_Directive_
Can you reproduce every line of the items below, word for word, with nothing changed?

::: Given records :::

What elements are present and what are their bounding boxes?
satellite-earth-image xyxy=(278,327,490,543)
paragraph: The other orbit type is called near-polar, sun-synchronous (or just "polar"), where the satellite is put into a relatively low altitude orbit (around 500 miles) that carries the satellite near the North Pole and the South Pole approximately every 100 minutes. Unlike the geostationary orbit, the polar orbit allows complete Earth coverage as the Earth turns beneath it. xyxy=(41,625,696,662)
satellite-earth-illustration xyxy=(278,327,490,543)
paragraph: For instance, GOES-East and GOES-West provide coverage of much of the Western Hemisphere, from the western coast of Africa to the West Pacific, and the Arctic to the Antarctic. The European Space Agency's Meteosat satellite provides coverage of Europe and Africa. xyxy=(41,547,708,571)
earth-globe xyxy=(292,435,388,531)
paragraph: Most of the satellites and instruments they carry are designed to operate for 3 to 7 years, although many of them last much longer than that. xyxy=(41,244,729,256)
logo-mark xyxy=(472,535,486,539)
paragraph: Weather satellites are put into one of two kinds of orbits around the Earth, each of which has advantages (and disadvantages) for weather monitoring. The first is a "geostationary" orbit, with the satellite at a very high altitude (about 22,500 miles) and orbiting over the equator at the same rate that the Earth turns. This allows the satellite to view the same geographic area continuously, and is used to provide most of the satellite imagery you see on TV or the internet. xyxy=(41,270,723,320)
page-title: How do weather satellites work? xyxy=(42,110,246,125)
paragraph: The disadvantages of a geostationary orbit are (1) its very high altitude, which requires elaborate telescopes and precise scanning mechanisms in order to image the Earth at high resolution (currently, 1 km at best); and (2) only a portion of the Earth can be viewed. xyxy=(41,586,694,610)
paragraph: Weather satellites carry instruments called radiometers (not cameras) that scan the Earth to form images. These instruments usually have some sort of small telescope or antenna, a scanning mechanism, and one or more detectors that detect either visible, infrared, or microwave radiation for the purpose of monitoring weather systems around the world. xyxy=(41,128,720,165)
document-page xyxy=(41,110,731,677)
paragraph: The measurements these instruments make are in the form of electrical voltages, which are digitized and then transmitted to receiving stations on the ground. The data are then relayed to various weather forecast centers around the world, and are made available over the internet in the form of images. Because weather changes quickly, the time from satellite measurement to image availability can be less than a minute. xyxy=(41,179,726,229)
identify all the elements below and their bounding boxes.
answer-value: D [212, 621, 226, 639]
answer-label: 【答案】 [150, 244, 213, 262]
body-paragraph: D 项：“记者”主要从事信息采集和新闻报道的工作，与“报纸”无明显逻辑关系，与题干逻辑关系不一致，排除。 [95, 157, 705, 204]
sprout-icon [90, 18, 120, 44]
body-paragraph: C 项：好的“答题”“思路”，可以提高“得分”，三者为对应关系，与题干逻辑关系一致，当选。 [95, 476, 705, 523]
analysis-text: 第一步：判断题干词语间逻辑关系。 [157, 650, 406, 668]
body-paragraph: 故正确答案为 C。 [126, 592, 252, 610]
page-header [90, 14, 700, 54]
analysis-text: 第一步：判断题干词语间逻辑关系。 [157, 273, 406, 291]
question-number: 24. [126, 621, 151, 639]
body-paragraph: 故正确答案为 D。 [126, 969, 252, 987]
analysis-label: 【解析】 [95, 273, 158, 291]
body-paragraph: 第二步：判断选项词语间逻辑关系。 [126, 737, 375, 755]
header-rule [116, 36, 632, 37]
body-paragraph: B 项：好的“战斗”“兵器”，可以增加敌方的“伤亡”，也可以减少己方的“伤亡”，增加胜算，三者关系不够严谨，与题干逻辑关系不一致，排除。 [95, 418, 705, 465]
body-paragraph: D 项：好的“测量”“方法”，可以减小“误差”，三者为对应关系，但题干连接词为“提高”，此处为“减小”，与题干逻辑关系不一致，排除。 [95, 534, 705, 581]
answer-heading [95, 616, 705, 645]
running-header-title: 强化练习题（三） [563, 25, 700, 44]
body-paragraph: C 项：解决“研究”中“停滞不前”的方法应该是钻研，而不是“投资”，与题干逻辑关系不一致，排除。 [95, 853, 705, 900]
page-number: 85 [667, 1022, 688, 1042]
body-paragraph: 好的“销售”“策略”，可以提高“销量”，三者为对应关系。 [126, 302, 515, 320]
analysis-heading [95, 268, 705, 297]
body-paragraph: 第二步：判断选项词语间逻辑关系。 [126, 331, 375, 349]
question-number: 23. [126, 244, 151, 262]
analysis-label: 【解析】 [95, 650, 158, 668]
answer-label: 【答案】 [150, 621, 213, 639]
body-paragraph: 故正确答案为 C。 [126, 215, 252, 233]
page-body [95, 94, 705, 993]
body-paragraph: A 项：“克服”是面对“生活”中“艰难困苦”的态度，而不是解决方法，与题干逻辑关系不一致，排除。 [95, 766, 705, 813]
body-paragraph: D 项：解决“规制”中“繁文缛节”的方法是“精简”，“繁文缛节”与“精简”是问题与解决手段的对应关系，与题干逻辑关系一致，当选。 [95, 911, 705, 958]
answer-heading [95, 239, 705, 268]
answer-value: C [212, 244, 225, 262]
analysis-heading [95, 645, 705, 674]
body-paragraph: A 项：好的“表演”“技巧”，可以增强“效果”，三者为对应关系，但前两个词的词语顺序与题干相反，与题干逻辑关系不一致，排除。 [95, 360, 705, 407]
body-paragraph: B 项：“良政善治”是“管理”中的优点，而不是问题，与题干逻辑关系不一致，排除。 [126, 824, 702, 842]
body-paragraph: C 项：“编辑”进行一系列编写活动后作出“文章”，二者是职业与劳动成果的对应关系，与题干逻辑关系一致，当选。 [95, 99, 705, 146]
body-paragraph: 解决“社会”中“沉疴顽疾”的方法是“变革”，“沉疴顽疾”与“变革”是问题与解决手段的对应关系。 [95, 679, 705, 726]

:::

_Result of this exercise_
What elements are present and what are their bounding boxes?
satellite-earth-image xyxy=(278,327,490,543)
paragraph: The other orbit type is called near-polar, sun-synchronous (or just "polar"), where the satellite is put into a relatively low altitude orbit (around 500 miles) that carries the satellite near the North Pole and the South Pole approximately every 100 minutes. Unlike the geostationary orbit, the polar orbit allows complete Earth coverage as the Earth turns beneath it. xyxy=(41,625,696,662)
satellite-earth-illustration xyxy=(278,327,490,543)
paragraph: For instance, GOES-East and GOES-West provide coverage of much of the Western Hemisphere, from the western coast of Africa to the West Pacific, and the Arctic to the Antarctic. The European Space Agency's Meteosat satellite provides coverage of Europe and Africa. xyxy=(41,547,708,571)
earth-globe xyxy=(292,435,388,531)
paragraph: Most of the satellites and instruments they carry are designed to operate for 3 to 7 years, although many of them last much longer than that. xyxy=(41,244,729,256)
logo-mark xyxy=(472,535,486,539)
paragraph: Weather satellites are put into one of two kinds of orbits around the Earth, each of which has advantages (and disadvantages) for weather monitoring. The first is a "geostationary" orbit, with the satellite at a very high altitude (about 22,500 miles) and orbiting over the equator at the same rate that the Earth turns. This allows the satellite to view the same geographic area continuously, and is used to provide most of the satellite imagery you see on TV or the internet. xyxy=(41,270,723,320)
page-title: How do weather satellites work? xyxy=(42,110,246,125)
paragraph: The disadvantages of a geostationary orbit are (1) its very high altitude, which requires elaborate telescopes and precise scanning mechanisms in order to image the Earth at high resolution (currently, 1 km at best); and (2) only a portion of the Earth can be viewed. xyxy=(41,586,694,610)
paragraph: Weather satellites carry instruments called radiometers (not cameras) that scan the Earth to form images. These instruments usually have some sort of small telescope or antenna, a scanning mechanism, and one or more detectors that detect either visible, infrared, or microwave radiation for the purpose of monitoring weather systems around the world. xyxy=(41,128,720,165)
document-page xyxy=(41,110,731,677)
paragraph: The measurements these instruments make are in the form of electrical voltages, which are digitized and then transmitted to receiving stations on the ground. The data are then relayed to various weather forecast centers around the world, and are made available over the internet in the form of images. Because weather changes quickly, the time from satellite measurement to image availability can be less than a minute. xyxy=(41,179,726,229)
identify all the elements below and their bounding boxes.
answer-value: D [212, 621, 226, 639]
answer-label: 【答案】 [150, 244, 213, 262]
body-paragraph: D 项：“记者”主要从事信息采集和新闻报道的工作，与“报纸”无明显逻辑关系，与题干逻辑关系不一致，排除。 [95, 157, 705, 204]
sprout-icon [90, 18, 120, 44]
body-paragraph: C 项：好的“答题”“思路”，可以提高“得分”，三者为对应关系，与题干逻辑关系一致，当选。 [95, 476, 705, 523]
analysis-text: 第一步：判断题干词语间逻辑关系。 [157, 650, 406, 668]
body-paragraph: 故正确答案为 C。 [126, 592, 252, 610]
page-header [90, 14, 700, 54]
analysis-text: 第一步：判断题干词语间逻辑关系。 [157, 273, 406, 291]
question-number: 24. [126, 621, 151, 639]
body-paragraph: 故正确答案为 D。 [126, 969, 252, 987]
analysis-label: 【解析】 [95, 273, 158, 291]
body-paragraph: 第二步：判断选项词语间逻辑关系。 [126, 737, 375, 755]
header-rule [116, 36, 632, 37]
body-paragraph: B 项：好的“战斗”“兵器”，可以增加敌方的“伤亡”，也可以减少己方的“伤亡”，增加胜算，三者关系不够严谨，与题干逻辑关系不一致，排除。 [95, 418, 705, 465]
body-paragraph: D 项：好的“测量”“方法”，可以减小“误差”，三者为对应关系，但题干连接词为“提高”，此处为“减小”，与题干逻辑关系不一致，排除。 [95, 534, 705, 581]
answer-heading [95, 616, 705, 645]
running-header-title: 强化练习题（三） [563, 25, 700, 44]
body-paragraph: C 项：解决“研究”中“停滞不前”的方法应该是钻研，而不是“投资”，与题干逻辑关系不一致，排除。 [95, 853, 705, 900]
page-number: 85 [667, 1022, 688, 1042]
body-paragraph: 好的“销售”“策略”，可以提高“销量”，三者为对应关系。 [126, 302, 515, 320]
analysis-heading [95, 268, 705, 297]
body-paragraph: 第二步：判断选项词语间逻辑关系。 [126, 331, 375, 349]
question-number: 23. [126, 244, 151, 262]
analysis-label: 【解析】 [95, 650, 158, 668]
answer-label: 【答案】 [150, 621, 213, 639]
body-paragraph: 故正确答案为 C。 [126, 215, 252, 233]
page-body [95, 94, 705, 993]
body-paragraph: A 项：“克服”是面对“生活”中“艰难困苦”的态度，而不是解决方法，与题干逻辑关系不一致，排除。 [95, 766, 705, 813]
body-paragraph: D 项：解决“规制”中“繁文缛节”的方法是“精简”，“繁文缛节”与“精简”是问题与解决手段的对应关系，与题干逻辑关系一致，当选。 [95, 911, 705, 958]
answer-heading [95, 239, 705, 268]
answer-value: C [212, 244, 225, 262]
analysis-heading [95, 645, 705, 674]
body-paragraph: A 项：好的“表演”“技巧”，可以增强“效果”，三者为对应关系，但前两个词的词语顺序与题干相反，与题干逻辑关系不一致，排除。 [95, 360, 705, 407]
body-paragraph: B 项：“良政善治”是“管理”中的优点，而不是问题，与题干逻辑关系不一致，排除。 [126, 824, 702, 842]
body-paragraph: C 项：“编辑”进行一系列编写活动后作出“文章”，二者是职业与劳动成果的对应关系，与题干逻辑关系一致，当选。 [95, 99, 705, 146]
body-paragraph: 解决“社会”中“沉疴顽疾”的方法是“变革”，“沉疴顽疾”与“变革”是问题与解决手段的对应关系。 [95, 679, 705, 726]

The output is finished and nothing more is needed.